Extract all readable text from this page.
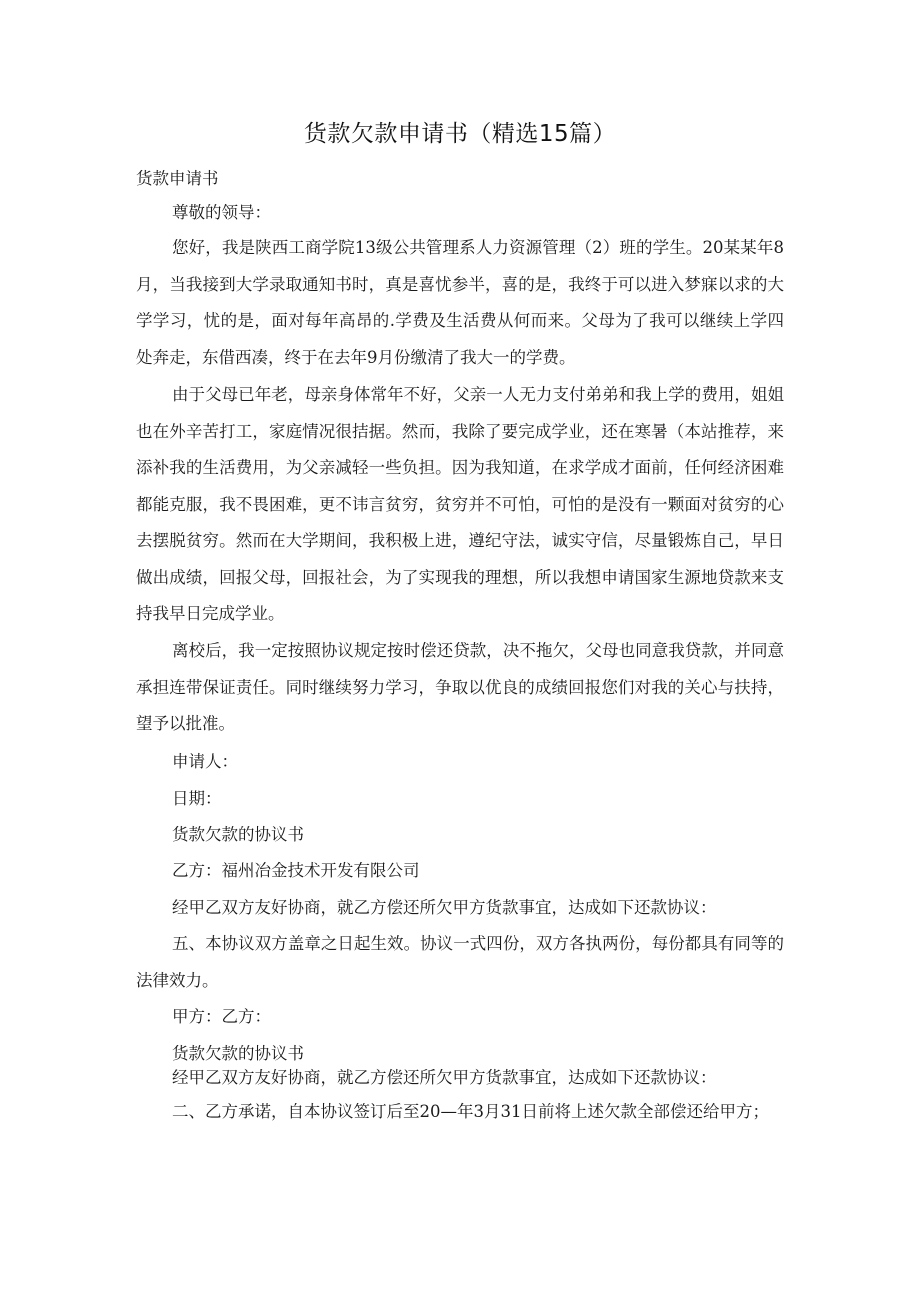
货款欠款申请书（精选15篇）
货款申请书
尊敬的领导：
您好，我是陕西工商学院13级公共管理系人力资源管理（2）班的学生。20某某年8月，当我接到大学录取通知书时，真是喜忧参半，喜的是，我终于可以进入梦寐以求的大学学习，忧的是，面对每年高昂的.学费及生活费从何而来。父母为了我可以继续上学四处奔走，东借西凑，终于在去年9月份缴清了我大一的学费。
由于父母已年老，母亲身体常年不好，父亲一人无力支付弟弟和我上学的费用，姐姐也在外辛苦打工，家庭情况很拮据。然而，我除了要完成学业，还在寒暑（本站推荐，来添补我的生活费用，为父亲减轻一些负担。因为我知道，在求学成才面前，任何经济困难都能克服，我不畏困难，更不讳言贫穷，贫穷并不可怕，可怕的是没有一颗面对贫穷的心去摆脱贫穷。然而在大学期间，我积极上进，遵纪守法，诚实守信，尽量锻炼自己，早日做出成绩，回报父母，回报社会，为了实现我的理想，所以我想申请国家生源地贷款来支持我早日完成学业。
离校后，我一定按照协议规定按时偿还贷款，决不拖欠，父母也同意我贷款，并同意承担连带保证责任。同时继续努力学习，争取以优良的成绩回报您们对我的关心与扶持，望予以批准。
申请人：
日期：
货款欠款的协议书
乙方：福州冶金技术开发有限公司
经甲乙双方友好协商，就乙方偿还所欠甲方货款事宜，达成如下还款协议：
五、本协议双方盖章之日起生效。协议一式四份，双方各执两份，每份都具有同等的法律效力。
甲方：乙方：
货款欠款的协议书
经甲乙双方友好协商，就乙方偿还所欠甲方货款事宜，达成如下还款协议：
二、乙方承诺，自本协议签订后至20—年3月31日前将上述欠款全部偿还给甲方；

-------------------------

## WHAT IS EXPECTED
All records should be output exactly, with the pictures left out.

## FINISHED EXERCISE
Extract all readable text from this page.
货款欠款申请书（精选15篇）
货款申请书
尊敬的领导：
您好，我是陕西工商学院13级公共管理系人力资源管理（2）班的学生。20某某年8月，当我接到大学录取通知书时，真是喜忧参半，喜的是，我终于可以进入梦寐以求的大学学习，忧的是，面对每年高昂的.学费及生活费从何而来。父母为了我可以继续上学四处奔走，东借西凑，终于在去年9月份缴清了我大一的学费。
由于父母已年老，母亲身体常年不好，父亲一人无力支付弟弟和我上学的费用，姐姐也在外辛苦打工，家庭情况很拮据。然而，我除了要完成学业，还在寒暑（本站推荐，来添补我的生活费用，为父亲减轻一些负担。因为我知道，在求学成才面前，任何经济困难都能克服，我不畏困难，更不讳言贫穷，贫穷并不可怕，可怕的是没有一颗面对贫穷的心去摆脱贫穷。然而在大学期间，我积极上进，遵纪守法，诚实守信，尽量锻炼自己，早日做出成绩，回报父母，回报社会，为了实现我的理想，所以我想申请国家生源地贷款来支持我早日完成学业。
离校后，我一定按照协议规定按时偿还贷款，决不拖欠，父母也同意我贷款，并同意承担连带保证责任。同时继续努力学习，争取以优良的成绩回报您们对我的关心与扶持，望予以批准。
申请人：
日期：
货款欠款的协议书
乙方：福州冶金技术开发有限公司
经甲乙双方友好协商，就乙方偿还所欠甲方货款事宜，达成如下还款协议：
五、本协议双方盖章之日起生效。协议一式四份，双方各执两份，每份都具有同等的法律效力。
甲方：乙方：
货款欠款的协议书
经甲乙双方友好协商，就乙方偿还所欠甲方货款事宜，达成如下还款协议：
二、乙方承诺，自本协议签订后至20—年3月31日前将上述欠款全部偿还给甲方；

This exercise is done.